» **AVAILABLE RECORDS**:

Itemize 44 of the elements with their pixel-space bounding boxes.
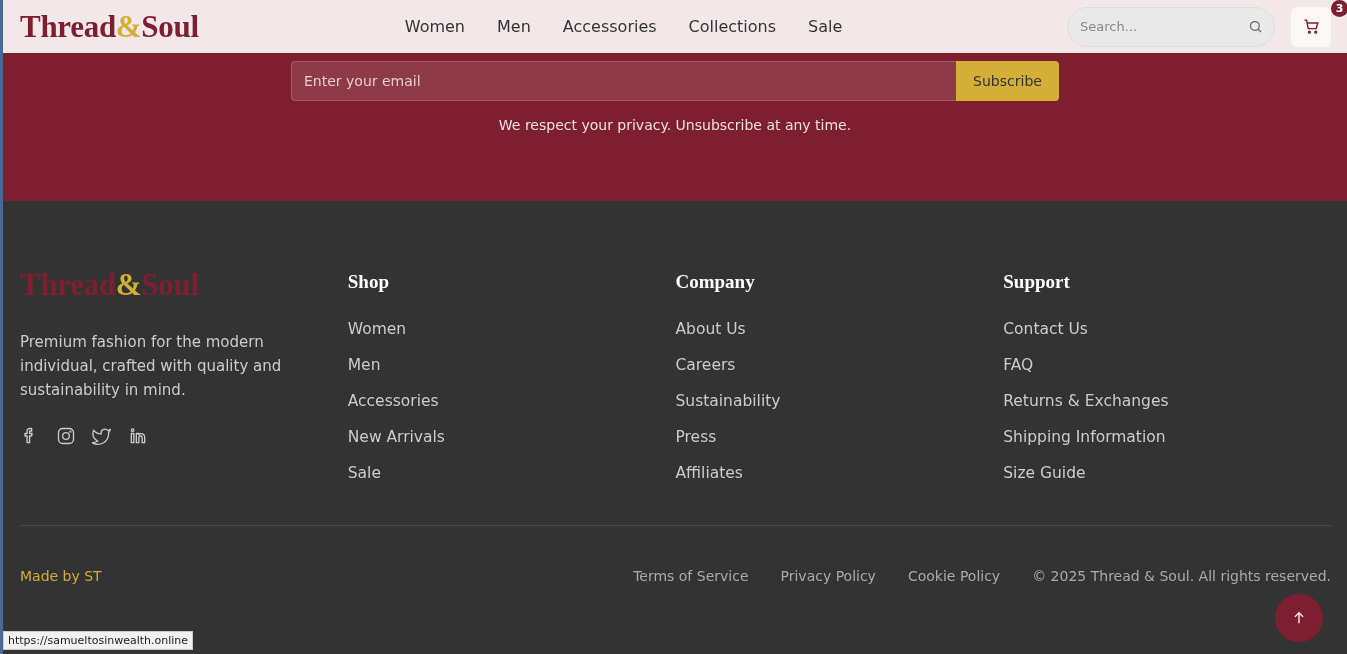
nav-link[interactable]: Sale <box>808 17 843 36</box>
footer-link[interactable]: About Us <box>675 320 746 338</box>
footer-link[interactable]: Men <box>347 356 381 374</box>
twitter-icon[interactable] <box>92 426 112 446</box>
footer-link[interactable]: Affiliates <box>675 464 743 482</box>
legal-link[interactable]: Cookie Policy <box>907 565 1001 587</box>
cart-icon <box>1302 18 1320 35</box>
nav-link[interactable]: Women <box>404 17 465 36</box>
footer-link[interactable]: New Arrivals <box>347 428 445 446</box>
linkedin-icon[interactable] <box>128 426 148 446</box>
search-icon <box>1248 18 1263 34</box>
brand-logo[interactable]: Thread&Soul <box>20 8 199 45</box>
footer-link[interactable]: Contact Us <box>1003 320 1088 338</box>
arrow-up-icon <box>1292 611 1306 625</box>
privacy-note: We respect your privacy. Unsubscribe at any time. <box>498 117 852 133</box>
legal-link[interactable]: Privacy Policy <box>780 565 876 587</box>
footer-link[interactable]: Returns & Exchanges <box>1003 392 1169 410</box>
footer-link[interactable]: Sustainability <box>675 392 781 410</box>
footer-link[interactable]: Press <box>675 428 717 446</box>
cart-count-badge: 3 <box>1331 0 1347 17</box>
column-heading: Company <box>675 271 756 293</box>
footer-link[interactable]: Sale <box>347 464 381 482</box>
search-field[interactable]: Search... <box>1067 6 1275 47</box>
subscribe-button[interactable]: Subscribe <box>956 61 1059 101</box>
footer-link[interactable]: Careers <box>675 356 736 374</box>
legal-link[interactable]: Terms of Service <box>633 565 749 587</box>
column-heading: Support <box>1003 271 1071 293</box>
footer-link[interactable]: FAQ <box>1003 356 1034 374</box>
nav-link[interactable]: Accessories <box>562 17 657 36</box>
nav-link[interactable]: Collections <box>688 17 777 36</box>
column-heading: Shop <box>347 271 390 293</box>
status-url: https://samueltosinwealth.online <box>3 631 194 650</box>
cart-button[interactable] <box>1291 6 1331 47</box>
copyright-text: © 2025 Thread & Soul. All rights reserved. <box>1032 568 1331 584</box>
nav-link[interactable]: Men <box>497 17 531 36</box>
brand-tagline: Premium fashion for the modern individual, crafted with quality and sustainability in mind. <box>20 332 283 401</box>
brand-logo[interactable]: Thread&Soul <box>20 267 199 303</box>
footer-link[interactable]: Women <box>347 320 407 338</box>
footer-link[interactable]: Accessories <box>347 392 439 410</box>
credit-text: Made by ST <box>20 568 102 584</box>
footer-link[interactable]: Size Guide <box>1003 464 1086 482</box>
footer-link[interactable]: Shipping Information <box>1003 428 1166 446</box>
email-field[interactable]: Enter your email <box>291 61 956 101</box>
instagram-icon[interactable] <box>56 426 76 446</box>
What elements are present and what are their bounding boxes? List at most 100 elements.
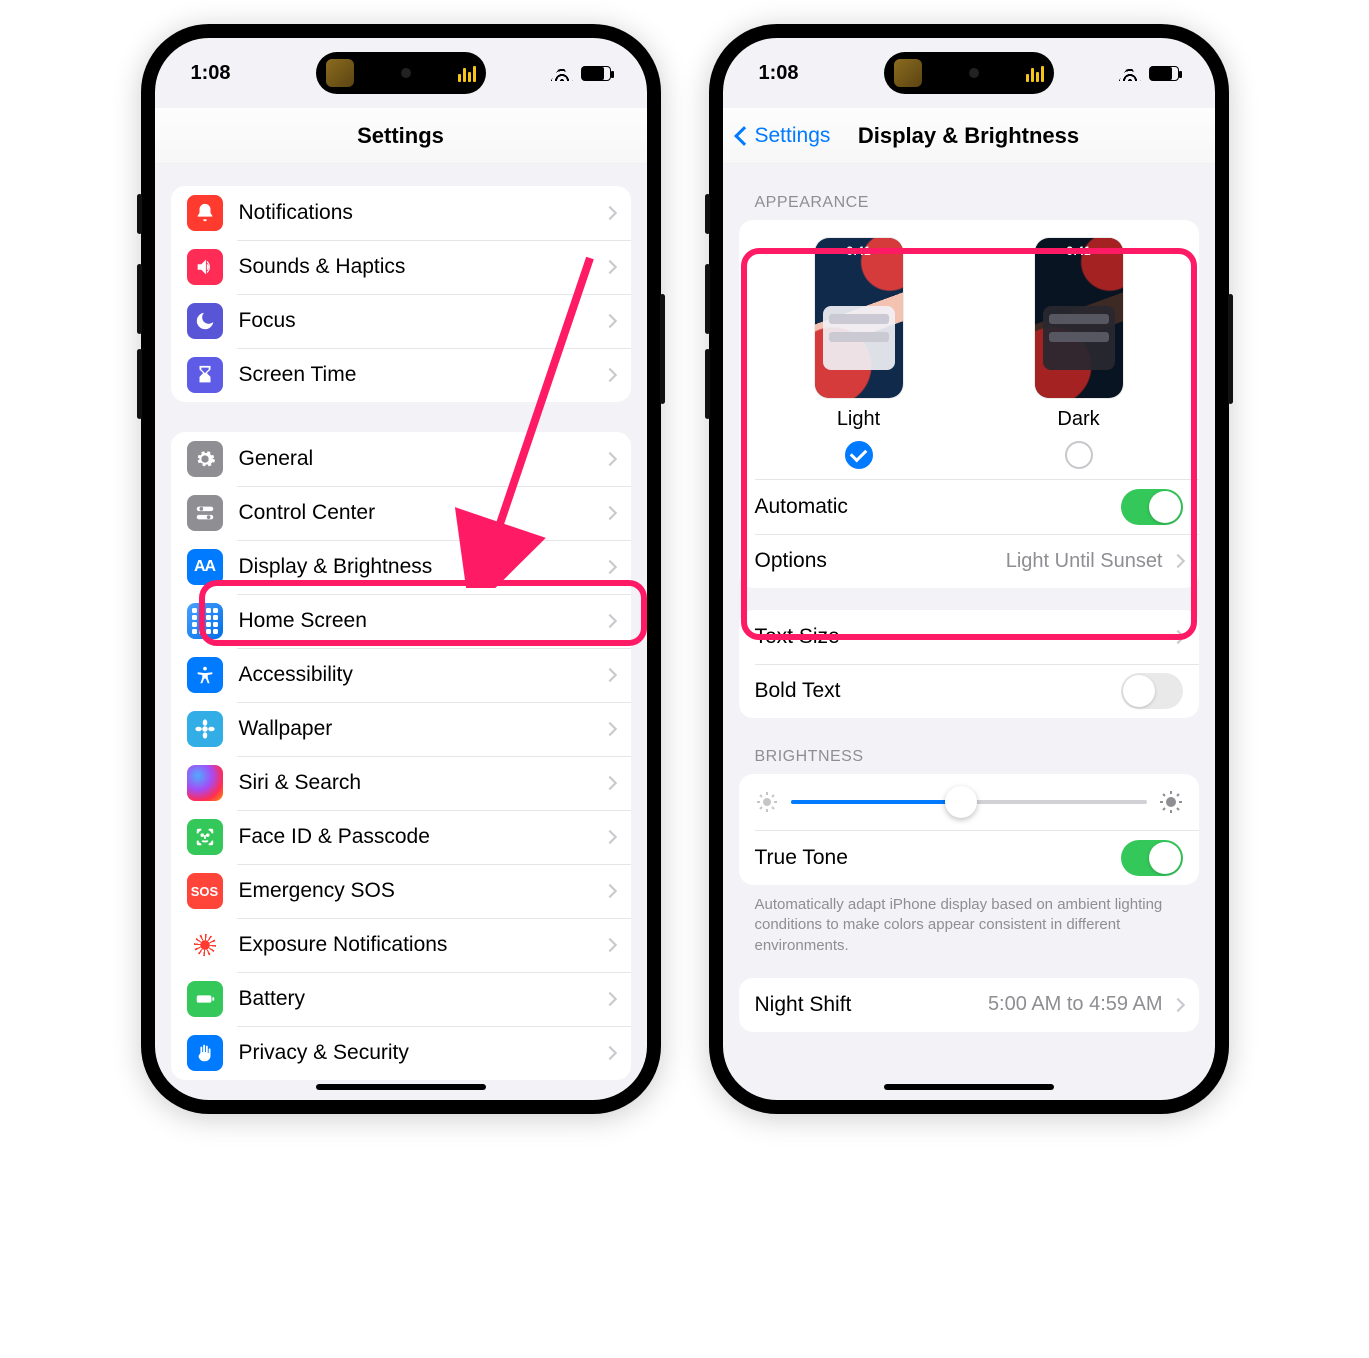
chevron-right-icon [602, 884, 616, 898]
row-faceid[interactable]: Face ID & Passcode [171, 810, 631, 864]
dynamic-island[interactable] [884, 52, 1054, 94]
row-focus[interactable]: Focus [171, 294, 631, 348]
row-siri[interactable]: Siri & Search [171, 756, 631, 810]
row-label: Automatic [755, 495, 1121, 519]
chevron-right-icon [602, 452, 616, 466]
dynamic-island[interactable] [316, 52, 486, 94]
radio-dark[interactable] [1065, 441, 1093, 469]
night-shift-group: Night Shift 5:00 AM to 4:59 AM [739, 978, 1199, 1032]
row-label: Text Size [755, 625, 1173, 649]
appearance-label-light: Light [837, 408, 880, 431]
chevron-right-icon [602, 206, 616, 220]
chevron-right-icon [602, 314, 616, 328]
hand-icon [187, 1035, 223, 1071]
row-label: Sounds & Haptics [239, 255, 605, 279]
row-sounds[interactable]: Sounds & Haptics [171, 240, 631, 294]
moon-icon [187, 303, 223, 339]
row-true-tone: True Tone [739, 831, 1199, 885]
back-button[interactable]: Settings [737, 124, 831, 148]
appearance-preview-dark: 9:41 [1035, 238, 1123, 398]
text-size-icon: AA [187, 549, 223, 585]
phone-left: 1:08 Settings Notifications Sounds [141, 24, 661, 1114]
section-header-brightness: BRIGHTNESS [755, 748, 1183, 766]
speaker-icon [187, 249, 223, 285]
settings-group-1: Notifications Sounds & Haptics Focus Scr… [171, 186, 631, 402]
row-detail: 5:00 AM to 4:59 AM [988, 993, 1163, 1016]
audio-eq-icon [458, 64, 476, 82]
row-notifications[interactable]: Notifications [171, 186, 631, 240]
row-general[interactable]: General [171, 432, 631, 486]
row-label: Face ID & Passcode [239, 825, 605, 849]
row-privacy[interactable]: Privacy & Security [171, 1026, 631, 1080]
brightness-slider[interactable] [791, 800, 1147, 804]
appearance-dark[interactable]: 9:41 Dark [1035, 238, 1123, 469]
chevron-right-icon [602, 722, 616, 736]
chevron-right-icon [602, 938, 616, 952]
accessibility-icon [187, 657, 223, 693]
phone-right: 1:08 Settings Display & Brightness APPEA… [709, 24, 1229, 1114]
row-label: True Tone [755, 846, 1121, 870]
row-label: Home Screen [239, 609, 605, 633]
row-label: Screen Time [239, 363, 605, 387]
row-sos[interactable]: SOS Emergency SOS [171, 864, 631, 918]
row-night-shift[interactable]: Night Shift 5:00 AM to 4:59 AM [739, 978, 1199, 1032]
nav-bar: Settings Display & Brightness [723, 108, 1215, 164]
sos-icon: SOS [187, 873, 223, 909]
faceid-icon [187, 819, 223, 855]
chevron-right-icon [602, 260, 616, 274]
row-label: Options [755, 549, 1006, 573]
now-playing-art [326, 59, 354, 87]
audio-eq-icon [1026, 64, 1044, 82]
home-indicator[interactable] [884, 1084, 1054, 1090]
chevron-right-icon [602, 560, 616, 574]
row-label: Accessibility [239, 663, 605, 687]
row-screen-time[interactable]: Screen Time [171, 348, 631, 402]
true-tone-footer: Automatically adapt iPhone display based… [755, 895, 1183, 956]
bell-icon [187, 195, 223, 231]
toggle-automatic[interactable] [1121, 489, 1183, 525]
row-display-brightness[interactable]: AA Display & Brightness [171, 540, 631, 594]
chevron-right-icon [1170, 998, 1184, 1012]
chevron-right-icon [602, 368, 616, 382]
row-accessibility[interactable]: Accessibility [171, 648, 631, 702]
chevron-right-icon [1170, 554, 1184, 568]
row-exposure[interactable]: Exposure Notifications [171, 918, 631, 972]
row-automatic: Automatic [739, 480, 1199, 534]
row-label: General [239, 447, 605, 471]
siri-icon [187, 765, 223, 801]
settings-group-2: General Control Center AA Display & Brig… [171, 432, 631, 1080]
chevron-right-icon [602, 506, 616, 520]
page-title: Display & Brightness [858, 123, 1079, 149]
row-control-center[interactable]: Control Center [171, 486, 631, 540]
sun-min-icon [755, 790, 779, 814]
home-indicator[interactable] [316, 1084, 486, 1090]
row-label: Notifications [239, 201, 605, 225]
row-label: Focus [239, 309, 605, 333]
battery-icon [187, 981, 223, 1017]
row-wallpaper[interactable]: Wallpaper [171, 702, 631, 756]
row-label: Exposure Notifications [239, 933, 605, 957]
row-battery[interactable]: Battery [171, 972, 631, 1026]
chevron-right-icon [602, 992, 616, 1006]
row-bold-text: Bold Text [739, 664, 1199, 718]
toggle-bold-text[interactable] [1121, 673, 1183, 709]
row-label: Siri & Search [239, 771, 605, 795]
row-label: Bold Text [755, 679, 1121, 703]
row-label: Privacy & Security [239, 1041, 605, 1065]
brightness-slider-row [739, 774, 1199, 830]
row-home-screen[interactable]: Home Screen [171, 594, 631, 648]
row-text-size[interactable]: Text Size [739, 610, 1199, 664]
appearance-light[interactable]: 9:41 Light [815, 238, 903, 469]
page-title: Settings [357, 123, 444, 149]
row-label: Control Center [239, 501, 605, 525]
battery-icon [581, 66, 611, 81]
row-label: Display & Brightness [239, 555, 605, 579]
toggle-true-tone[interactable] [1121, 840, 1183, 876]
flower-icon [187, 711, 223, 747]
status-time: 1:08 [759, 62, 799, 85]
row-options[interactable]: Options Light Until Sunset [739, 534, 1199, 588]
row-label: Night Shift [755, 993, 988, 1017]
radio-light[interactable] [845, 441, 873, 469]
hourglass-icon [187, 357, 223, 393]
sun-max-icon [1159, 790, 1183, 814]
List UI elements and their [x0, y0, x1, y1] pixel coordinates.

» **GOAL OF THE EXERCISE**: Repeat the lines from the line with "nav-link[interactable]: Sale <box>808" up to and including the line with "footer-link[interactable]: New Arrivals", unchanged.

» **RESULT OF THE EXERCISE**:
nav-link[interactable]: Sale <box>808 17 843 36</box>
footer-link[interactable]: About Us <box>675 320 746 338</box>
footer-link[interactable]: Men <box>347 356 381 374</box>
twitter-icon[interactable] <box>92 426 112 446</box>
footer-link[interactable]: Affiliates <box>675 464 743 482</box>
legal-link[interactable]: Cookie Policy <box>907 565 1001 587</box>
cart-icon <box>1302 18 1320 35</box>
nav-link[interactable]: Women <box>404 17 465 36</box>
footer-link[interactable]: New Arrivals <box>347 428 445 446</box>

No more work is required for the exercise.